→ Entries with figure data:

<<<<

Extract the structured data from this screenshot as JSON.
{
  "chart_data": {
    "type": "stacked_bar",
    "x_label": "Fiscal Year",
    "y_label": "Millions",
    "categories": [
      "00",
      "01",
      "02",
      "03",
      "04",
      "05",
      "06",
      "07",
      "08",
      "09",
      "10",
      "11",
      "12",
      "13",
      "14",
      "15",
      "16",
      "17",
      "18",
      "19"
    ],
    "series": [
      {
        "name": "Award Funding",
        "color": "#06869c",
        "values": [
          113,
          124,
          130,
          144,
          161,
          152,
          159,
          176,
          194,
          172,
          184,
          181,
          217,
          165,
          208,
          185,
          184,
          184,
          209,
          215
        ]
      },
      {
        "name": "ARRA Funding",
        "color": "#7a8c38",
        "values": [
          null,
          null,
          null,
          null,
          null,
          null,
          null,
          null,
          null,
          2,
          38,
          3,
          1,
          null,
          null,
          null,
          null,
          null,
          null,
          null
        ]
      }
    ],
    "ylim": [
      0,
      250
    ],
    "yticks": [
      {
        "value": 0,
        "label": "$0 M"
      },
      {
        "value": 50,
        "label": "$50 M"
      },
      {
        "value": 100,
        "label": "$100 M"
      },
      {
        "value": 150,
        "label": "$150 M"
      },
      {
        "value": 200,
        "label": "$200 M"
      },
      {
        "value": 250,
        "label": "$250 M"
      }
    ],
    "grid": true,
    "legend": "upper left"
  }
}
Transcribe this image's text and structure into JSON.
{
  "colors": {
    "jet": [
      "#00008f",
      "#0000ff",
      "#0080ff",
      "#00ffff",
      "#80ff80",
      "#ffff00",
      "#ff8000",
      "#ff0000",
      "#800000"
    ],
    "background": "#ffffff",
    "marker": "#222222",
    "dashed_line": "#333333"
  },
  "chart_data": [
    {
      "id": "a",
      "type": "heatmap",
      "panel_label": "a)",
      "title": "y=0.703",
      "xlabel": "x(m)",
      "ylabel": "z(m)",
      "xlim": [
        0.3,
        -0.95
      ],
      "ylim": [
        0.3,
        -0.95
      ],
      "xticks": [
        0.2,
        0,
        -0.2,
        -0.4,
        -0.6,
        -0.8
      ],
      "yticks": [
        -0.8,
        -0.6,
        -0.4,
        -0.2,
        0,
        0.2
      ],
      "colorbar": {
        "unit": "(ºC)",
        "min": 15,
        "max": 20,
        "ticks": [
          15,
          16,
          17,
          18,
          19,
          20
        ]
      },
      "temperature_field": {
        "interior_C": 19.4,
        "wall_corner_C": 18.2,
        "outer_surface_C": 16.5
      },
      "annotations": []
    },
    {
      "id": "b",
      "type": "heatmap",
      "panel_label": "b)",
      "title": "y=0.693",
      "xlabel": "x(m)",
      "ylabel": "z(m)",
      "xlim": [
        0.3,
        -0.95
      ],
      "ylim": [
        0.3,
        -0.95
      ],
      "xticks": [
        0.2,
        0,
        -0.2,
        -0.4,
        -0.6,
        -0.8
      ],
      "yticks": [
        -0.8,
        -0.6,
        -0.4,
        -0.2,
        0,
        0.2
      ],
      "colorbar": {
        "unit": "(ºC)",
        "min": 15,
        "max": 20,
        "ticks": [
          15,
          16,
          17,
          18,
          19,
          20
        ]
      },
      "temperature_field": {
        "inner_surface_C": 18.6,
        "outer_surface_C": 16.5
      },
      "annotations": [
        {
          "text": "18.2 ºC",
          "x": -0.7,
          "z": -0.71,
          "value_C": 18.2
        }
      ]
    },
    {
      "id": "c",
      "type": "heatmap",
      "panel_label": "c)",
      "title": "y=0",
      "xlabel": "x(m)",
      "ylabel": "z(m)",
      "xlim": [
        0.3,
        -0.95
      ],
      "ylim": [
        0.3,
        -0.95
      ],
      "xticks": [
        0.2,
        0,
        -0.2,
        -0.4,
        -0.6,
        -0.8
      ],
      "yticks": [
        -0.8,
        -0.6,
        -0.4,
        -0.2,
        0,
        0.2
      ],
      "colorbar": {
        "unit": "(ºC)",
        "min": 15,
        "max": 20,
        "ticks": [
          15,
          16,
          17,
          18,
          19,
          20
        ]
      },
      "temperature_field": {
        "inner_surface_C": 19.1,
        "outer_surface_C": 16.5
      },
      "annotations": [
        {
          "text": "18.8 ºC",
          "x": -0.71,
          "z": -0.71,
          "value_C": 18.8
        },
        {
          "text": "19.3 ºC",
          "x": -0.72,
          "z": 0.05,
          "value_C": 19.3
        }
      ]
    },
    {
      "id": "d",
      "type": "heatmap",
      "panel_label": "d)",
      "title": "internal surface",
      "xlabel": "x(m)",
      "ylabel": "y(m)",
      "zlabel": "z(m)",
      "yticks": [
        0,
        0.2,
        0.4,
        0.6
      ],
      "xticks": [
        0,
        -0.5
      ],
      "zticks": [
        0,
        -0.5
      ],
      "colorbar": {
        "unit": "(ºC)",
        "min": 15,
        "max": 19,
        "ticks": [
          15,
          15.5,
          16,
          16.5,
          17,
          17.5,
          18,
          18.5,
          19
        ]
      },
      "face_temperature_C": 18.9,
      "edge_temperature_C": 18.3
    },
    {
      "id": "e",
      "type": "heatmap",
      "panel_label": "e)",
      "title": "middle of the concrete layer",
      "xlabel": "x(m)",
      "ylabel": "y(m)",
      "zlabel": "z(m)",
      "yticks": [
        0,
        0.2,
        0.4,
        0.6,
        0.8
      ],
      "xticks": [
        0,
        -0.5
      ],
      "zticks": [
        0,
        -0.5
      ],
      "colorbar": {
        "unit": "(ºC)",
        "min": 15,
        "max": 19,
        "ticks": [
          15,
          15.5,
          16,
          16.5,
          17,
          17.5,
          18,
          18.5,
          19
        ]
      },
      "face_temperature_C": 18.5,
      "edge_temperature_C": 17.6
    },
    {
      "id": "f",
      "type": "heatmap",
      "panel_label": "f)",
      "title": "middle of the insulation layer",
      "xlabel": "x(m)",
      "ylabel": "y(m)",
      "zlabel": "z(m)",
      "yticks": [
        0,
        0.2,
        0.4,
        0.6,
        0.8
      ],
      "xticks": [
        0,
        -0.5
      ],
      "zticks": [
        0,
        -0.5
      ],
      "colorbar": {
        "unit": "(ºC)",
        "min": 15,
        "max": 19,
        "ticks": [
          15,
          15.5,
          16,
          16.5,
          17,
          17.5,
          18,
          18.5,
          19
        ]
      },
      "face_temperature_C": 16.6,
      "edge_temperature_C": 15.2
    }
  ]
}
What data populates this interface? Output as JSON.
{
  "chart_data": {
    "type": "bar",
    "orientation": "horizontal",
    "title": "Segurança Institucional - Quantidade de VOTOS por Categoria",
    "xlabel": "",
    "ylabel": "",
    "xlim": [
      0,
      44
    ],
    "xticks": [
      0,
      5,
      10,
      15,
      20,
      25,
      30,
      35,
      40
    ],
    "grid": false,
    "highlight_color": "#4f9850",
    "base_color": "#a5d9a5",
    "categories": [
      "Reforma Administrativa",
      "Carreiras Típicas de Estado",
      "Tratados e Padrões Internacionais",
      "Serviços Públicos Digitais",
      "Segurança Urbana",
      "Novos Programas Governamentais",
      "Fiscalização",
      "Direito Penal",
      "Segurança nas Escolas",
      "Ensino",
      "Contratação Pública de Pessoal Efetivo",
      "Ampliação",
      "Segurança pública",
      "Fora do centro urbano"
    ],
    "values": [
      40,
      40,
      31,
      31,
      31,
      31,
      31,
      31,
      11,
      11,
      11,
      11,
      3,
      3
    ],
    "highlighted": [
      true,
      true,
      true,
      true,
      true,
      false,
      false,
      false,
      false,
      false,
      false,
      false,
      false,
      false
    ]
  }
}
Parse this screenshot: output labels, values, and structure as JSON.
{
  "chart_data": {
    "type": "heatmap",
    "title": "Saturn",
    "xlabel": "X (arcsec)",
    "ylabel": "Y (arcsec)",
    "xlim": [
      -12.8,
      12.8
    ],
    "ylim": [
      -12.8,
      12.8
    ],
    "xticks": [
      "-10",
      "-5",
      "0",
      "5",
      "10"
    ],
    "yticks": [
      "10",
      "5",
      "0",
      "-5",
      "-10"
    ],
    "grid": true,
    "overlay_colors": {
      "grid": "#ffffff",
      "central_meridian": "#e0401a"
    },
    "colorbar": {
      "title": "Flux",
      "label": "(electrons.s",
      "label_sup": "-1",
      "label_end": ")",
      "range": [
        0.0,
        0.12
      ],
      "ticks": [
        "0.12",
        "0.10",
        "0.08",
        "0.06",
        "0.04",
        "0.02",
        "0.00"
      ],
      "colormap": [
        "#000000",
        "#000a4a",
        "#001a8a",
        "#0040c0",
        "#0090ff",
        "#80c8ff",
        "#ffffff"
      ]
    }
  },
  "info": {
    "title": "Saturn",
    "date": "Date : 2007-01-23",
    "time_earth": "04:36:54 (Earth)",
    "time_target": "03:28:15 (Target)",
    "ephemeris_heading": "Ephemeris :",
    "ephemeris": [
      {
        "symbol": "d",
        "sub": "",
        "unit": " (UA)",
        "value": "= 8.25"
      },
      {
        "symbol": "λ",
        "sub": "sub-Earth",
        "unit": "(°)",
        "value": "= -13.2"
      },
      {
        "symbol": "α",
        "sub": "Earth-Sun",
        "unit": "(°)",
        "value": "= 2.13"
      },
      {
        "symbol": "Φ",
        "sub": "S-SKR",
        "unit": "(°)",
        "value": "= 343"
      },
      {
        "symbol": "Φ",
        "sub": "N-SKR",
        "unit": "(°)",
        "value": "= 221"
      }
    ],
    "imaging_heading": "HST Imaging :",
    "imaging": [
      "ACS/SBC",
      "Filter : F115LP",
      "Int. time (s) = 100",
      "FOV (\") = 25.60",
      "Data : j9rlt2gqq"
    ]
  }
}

>>>>

→ REQUIRED TASK:
Pull out every line in the material above where "Funding" occurs.

→ ANSWER TO THE TASK:
        "name": "Award Funding",
        "name": "ARRA Funding",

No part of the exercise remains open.